### Objective
Wherever a line in the data below holds "Diseño", copy that line.

+--

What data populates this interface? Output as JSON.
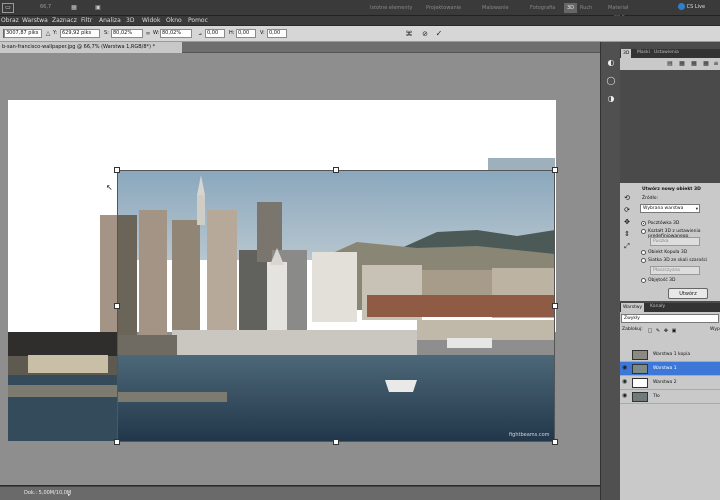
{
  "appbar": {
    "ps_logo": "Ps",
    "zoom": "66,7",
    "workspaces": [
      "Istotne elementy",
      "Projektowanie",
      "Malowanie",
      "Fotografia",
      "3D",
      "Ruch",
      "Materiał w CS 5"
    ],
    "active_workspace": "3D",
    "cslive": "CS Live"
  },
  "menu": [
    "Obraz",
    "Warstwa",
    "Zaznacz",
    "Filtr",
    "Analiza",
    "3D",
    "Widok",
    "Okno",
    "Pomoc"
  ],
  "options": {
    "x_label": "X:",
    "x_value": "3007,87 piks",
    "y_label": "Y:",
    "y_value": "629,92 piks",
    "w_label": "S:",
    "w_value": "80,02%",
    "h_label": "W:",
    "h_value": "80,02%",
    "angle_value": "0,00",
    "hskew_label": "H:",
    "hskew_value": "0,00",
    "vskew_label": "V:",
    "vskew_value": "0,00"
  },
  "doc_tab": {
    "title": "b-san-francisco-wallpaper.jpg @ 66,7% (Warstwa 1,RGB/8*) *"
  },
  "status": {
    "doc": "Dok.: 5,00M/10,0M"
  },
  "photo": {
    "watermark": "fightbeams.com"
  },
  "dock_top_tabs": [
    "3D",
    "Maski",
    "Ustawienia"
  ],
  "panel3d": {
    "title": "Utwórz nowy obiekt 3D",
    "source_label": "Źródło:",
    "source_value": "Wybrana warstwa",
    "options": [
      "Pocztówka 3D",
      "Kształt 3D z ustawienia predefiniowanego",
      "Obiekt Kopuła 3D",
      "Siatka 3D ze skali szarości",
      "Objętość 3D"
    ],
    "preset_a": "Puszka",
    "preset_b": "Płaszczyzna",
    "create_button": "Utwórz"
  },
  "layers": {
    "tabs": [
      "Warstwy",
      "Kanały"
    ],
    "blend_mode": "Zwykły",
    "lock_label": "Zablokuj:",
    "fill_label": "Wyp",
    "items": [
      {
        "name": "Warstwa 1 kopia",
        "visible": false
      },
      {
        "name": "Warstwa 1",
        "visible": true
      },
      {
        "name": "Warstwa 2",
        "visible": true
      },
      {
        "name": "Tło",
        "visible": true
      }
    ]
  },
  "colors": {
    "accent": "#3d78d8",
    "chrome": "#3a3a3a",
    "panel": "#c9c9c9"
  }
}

+--

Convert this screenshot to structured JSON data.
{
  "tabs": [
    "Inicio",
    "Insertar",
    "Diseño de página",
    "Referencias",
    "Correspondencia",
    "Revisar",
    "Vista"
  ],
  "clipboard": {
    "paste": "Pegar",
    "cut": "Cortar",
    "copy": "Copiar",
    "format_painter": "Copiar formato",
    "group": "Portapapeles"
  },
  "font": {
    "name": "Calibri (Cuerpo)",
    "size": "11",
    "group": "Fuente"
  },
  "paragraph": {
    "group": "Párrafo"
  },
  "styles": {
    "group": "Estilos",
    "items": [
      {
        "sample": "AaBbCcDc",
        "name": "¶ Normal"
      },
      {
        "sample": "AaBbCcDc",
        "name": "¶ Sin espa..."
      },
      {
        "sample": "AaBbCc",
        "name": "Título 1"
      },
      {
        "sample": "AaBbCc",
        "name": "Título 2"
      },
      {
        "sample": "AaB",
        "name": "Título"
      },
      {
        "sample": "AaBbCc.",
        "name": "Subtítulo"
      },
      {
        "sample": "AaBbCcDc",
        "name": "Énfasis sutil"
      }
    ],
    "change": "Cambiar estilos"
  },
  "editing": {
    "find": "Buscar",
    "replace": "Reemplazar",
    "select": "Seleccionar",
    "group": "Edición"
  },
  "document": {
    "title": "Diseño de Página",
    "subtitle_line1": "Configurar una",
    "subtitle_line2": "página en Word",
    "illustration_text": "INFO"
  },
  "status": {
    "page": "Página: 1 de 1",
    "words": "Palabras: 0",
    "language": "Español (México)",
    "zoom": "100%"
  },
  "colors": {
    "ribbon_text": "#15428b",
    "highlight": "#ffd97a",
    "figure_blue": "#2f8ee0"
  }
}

+--

### Answer to this exercise
    "Diseño de página",
    "title": "Diseño de Página",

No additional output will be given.